* Problem requirements *
Using the data below, tally the lines that include the string "Average". Only the number is wanted.

* Supplied data *
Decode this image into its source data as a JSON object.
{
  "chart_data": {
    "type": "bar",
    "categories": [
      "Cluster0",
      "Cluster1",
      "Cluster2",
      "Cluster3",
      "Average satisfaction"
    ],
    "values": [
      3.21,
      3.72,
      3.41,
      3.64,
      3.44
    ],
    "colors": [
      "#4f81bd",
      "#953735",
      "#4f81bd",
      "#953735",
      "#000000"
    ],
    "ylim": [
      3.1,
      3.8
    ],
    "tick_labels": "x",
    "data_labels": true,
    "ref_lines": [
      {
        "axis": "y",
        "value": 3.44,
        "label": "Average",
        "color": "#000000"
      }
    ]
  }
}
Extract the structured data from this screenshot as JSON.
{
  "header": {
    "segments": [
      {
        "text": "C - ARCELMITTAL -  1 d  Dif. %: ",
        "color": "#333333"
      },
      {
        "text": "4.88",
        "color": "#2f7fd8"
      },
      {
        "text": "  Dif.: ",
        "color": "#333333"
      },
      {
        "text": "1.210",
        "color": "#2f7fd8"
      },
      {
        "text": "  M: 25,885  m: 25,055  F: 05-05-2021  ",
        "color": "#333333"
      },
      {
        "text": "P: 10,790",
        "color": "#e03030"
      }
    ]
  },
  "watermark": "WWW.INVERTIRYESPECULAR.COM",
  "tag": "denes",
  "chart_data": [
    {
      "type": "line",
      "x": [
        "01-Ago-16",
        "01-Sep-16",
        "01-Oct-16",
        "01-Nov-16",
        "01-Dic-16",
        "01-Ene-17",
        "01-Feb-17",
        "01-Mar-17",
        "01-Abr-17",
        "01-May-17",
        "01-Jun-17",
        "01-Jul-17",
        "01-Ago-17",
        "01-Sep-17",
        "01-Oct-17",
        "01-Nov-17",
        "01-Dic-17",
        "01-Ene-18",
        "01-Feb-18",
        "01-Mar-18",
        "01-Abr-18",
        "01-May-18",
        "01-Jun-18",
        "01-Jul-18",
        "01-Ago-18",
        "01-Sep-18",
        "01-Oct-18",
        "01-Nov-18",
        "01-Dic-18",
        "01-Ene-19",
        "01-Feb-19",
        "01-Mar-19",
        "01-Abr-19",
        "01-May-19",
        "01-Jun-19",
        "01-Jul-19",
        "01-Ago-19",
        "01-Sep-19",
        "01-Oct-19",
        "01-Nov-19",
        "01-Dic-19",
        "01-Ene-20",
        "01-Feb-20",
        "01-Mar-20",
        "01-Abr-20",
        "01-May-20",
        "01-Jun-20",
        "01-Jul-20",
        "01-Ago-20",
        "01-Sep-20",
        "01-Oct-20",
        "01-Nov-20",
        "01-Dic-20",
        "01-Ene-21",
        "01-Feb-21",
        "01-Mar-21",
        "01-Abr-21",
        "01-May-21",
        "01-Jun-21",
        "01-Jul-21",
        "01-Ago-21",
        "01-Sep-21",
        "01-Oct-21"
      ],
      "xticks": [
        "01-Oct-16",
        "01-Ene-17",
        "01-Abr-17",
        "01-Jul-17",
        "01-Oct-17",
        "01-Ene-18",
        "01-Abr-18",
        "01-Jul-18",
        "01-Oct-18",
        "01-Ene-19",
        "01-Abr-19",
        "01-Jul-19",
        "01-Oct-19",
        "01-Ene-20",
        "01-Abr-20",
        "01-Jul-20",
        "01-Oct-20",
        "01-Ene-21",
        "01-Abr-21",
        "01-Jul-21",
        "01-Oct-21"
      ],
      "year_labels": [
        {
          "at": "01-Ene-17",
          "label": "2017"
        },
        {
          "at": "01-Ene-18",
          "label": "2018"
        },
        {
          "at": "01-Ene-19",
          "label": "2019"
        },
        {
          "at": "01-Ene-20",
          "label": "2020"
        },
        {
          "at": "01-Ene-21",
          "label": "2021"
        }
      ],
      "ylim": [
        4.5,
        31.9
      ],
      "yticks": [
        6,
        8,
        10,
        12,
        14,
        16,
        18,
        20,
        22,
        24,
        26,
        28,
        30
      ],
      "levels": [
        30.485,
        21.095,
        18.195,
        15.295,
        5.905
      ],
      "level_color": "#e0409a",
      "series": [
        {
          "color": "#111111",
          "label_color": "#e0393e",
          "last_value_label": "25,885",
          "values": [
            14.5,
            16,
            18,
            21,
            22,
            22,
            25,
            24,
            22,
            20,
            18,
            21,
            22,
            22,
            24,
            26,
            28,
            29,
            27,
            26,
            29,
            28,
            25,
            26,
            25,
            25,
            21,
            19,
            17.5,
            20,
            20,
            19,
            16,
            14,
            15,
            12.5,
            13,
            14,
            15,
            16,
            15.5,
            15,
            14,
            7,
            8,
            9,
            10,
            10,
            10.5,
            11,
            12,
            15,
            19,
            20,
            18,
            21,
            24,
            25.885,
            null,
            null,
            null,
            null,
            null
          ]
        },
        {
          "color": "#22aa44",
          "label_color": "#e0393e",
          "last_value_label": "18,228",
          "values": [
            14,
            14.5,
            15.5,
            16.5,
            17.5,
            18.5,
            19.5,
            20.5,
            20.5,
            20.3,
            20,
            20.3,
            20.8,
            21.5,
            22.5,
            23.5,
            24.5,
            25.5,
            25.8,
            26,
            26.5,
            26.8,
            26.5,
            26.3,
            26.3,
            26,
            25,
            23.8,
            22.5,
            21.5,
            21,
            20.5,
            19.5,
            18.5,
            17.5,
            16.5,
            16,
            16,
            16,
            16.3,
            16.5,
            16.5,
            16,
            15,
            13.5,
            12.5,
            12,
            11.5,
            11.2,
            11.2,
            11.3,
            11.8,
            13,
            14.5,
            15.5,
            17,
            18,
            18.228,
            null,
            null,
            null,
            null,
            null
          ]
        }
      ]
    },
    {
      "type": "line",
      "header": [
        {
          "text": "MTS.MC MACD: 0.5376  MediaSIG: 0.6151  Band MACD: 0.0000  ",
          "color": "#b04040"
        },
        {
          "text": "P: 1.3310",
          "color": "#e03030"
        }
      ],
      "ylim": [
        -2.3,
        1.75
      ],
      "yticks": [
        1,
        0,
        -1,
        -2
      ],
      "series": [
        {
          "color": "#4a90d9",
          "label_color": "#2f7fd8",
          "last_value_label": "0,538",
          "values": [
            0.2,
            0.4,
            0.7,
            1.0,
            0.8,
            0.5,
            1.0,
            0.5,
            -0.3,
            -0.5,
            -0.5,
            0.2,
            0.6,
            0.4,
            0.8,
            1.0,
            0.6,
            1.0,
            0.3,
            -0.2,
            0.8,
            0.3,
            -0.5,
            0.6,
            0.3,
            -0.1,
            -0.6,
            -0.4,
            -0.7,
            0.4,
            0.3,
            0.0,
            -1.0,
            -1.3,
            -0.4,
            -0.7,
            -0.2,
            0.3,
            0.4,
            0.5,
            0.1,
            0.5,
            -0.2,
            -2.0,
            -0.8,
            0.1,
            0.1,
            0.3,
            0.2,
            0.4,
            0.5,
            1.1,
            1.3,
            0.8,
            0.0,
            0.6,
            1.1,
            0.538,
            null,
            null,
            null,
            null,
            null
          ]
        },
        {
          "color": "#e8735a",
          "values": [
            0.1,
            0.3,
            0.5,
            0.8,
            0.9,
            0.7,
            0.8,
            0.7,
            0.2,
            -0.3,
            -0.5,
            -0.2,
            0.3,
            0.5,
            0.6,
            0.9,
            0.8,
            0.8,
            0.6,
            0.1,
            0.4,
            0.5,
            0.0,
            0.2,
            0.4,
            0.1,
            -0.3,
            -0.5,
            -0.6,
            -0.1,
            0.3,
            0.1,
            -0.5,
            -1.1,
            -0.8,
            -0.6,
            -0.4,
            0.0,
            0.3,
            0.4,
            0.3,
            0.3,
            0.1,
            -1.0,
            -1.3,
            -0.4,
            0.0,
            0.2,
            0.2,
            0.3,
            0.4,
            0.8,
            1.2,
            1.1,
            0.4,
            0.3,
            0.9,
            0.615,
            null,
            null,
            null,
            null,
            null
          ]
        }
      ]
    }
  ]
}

* Result of this exercise *
2